OBJECTIVE. Read the listing below and copy out every line that holds "Предполагается".

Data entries
⟨

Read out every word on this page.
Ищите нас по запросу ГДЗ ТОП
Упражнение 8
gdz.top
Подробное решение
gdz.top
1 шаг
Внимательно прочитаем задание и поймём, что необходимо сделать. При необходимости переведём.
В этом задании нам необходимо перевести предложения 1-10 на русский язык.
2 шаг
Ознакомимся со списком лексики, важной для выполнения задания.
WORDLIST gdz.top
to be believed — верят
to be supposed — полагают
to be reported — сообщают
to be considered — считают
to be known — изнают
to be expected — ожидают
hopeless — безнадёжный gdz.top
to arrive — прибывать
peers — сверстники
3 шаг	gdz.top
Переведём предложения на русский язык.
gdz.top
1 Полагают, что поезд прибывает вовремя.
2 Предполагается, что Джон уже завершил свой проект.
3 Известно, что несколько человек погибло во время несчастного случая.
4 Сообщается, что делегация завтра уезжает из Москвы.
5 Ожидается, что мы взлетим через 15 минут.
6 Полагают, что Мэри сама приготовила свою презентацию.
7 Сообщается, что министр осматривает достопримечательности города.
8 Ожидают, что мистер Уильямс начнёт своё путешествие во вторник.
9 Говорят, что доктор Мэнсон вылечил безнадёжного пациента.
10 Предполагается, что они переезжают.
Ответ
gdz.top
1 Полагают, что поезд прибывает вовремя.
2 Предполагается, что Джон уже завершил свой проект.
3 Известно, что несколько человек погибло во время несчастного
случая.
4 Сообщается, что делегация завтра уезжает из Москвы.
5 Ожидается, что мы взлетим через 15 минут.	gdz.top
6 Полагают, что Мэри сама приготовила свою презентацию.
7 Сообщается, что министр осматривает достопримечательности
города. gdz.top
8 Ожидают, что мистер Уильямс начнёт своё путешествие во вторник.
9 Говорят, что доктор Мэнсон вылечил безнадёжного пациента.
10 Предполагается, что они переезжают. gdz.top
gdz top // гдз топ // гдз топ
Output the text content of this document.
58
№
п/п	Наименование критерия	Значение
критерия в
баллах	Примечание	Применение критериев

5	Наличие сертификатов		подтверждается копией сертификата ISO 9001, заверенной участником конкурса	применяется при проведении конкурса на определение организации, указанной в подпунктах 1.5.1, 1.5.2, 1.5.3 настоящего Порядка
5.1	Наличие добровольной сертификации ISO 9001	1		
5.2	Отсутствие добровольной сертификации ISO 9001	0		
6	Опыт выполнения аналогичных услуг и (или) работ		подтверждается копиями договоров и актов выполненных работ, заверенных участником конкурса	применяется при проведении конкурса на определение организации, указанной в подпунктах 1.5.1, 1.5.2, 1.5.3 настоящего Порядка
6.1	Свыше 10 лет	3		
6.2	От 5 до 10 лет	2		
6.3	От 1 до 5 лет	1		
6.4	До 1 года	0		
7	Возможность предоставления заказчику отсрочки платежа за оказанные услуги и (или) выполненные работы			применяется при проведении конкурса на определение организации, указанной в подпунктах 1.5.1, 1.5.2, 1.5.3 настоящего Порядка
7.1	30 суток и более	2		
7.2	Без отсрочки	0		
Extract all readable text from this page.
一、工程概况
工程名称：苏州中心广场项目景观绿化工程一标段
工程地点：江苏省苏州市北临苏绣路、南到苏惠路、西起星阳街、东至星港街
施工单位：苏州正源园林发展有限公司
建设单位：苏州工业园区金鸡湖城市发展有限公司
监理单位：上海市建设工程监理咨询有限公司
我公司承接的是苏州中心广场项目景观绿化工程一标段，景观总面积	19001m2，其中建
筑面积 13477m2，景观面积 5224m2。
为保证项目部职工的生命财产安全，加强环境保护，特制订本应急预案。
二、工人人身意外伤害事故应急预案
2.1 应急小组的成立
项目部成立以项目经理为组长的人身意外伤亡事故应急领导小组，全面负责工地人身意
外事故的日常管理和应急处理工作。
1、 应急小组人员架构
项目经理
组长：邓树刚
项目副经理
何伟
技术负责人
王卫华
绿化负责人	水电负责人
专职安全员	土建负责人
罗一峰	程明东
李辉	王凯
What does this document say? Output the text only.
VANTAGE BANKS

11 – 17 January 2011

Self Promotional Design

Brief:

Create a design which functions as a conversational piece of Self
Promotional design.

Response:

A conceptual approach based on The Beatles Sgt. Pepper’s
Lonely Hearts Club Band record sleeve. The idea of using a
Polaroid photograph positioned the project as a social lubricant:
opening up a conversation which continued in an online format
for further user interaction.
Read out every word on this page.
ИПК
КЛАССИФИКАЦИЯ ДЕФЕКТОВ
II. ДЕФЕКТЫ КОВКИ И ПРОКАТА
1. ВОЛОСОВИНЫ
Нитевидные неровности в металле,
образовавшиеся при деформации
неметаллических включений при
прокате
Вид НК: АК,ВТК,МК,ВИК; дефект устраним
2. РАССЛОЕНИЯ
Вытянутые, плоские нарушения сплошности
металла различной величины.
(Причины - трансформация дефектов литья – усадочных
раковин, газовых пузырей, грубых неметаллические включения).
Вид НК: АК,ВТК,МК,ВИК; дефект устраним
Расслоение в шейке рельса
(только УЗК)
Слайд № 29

⟩

ANSWER FOR THIS EXERCISE.
2 Предполагается, что Джон уже завершил свой проект.
10 Предполагается, что они переезжают.
2 Предполагается, что Джон уже завершил свой проект.
10 Предполагается, что они переезжают. gdz.top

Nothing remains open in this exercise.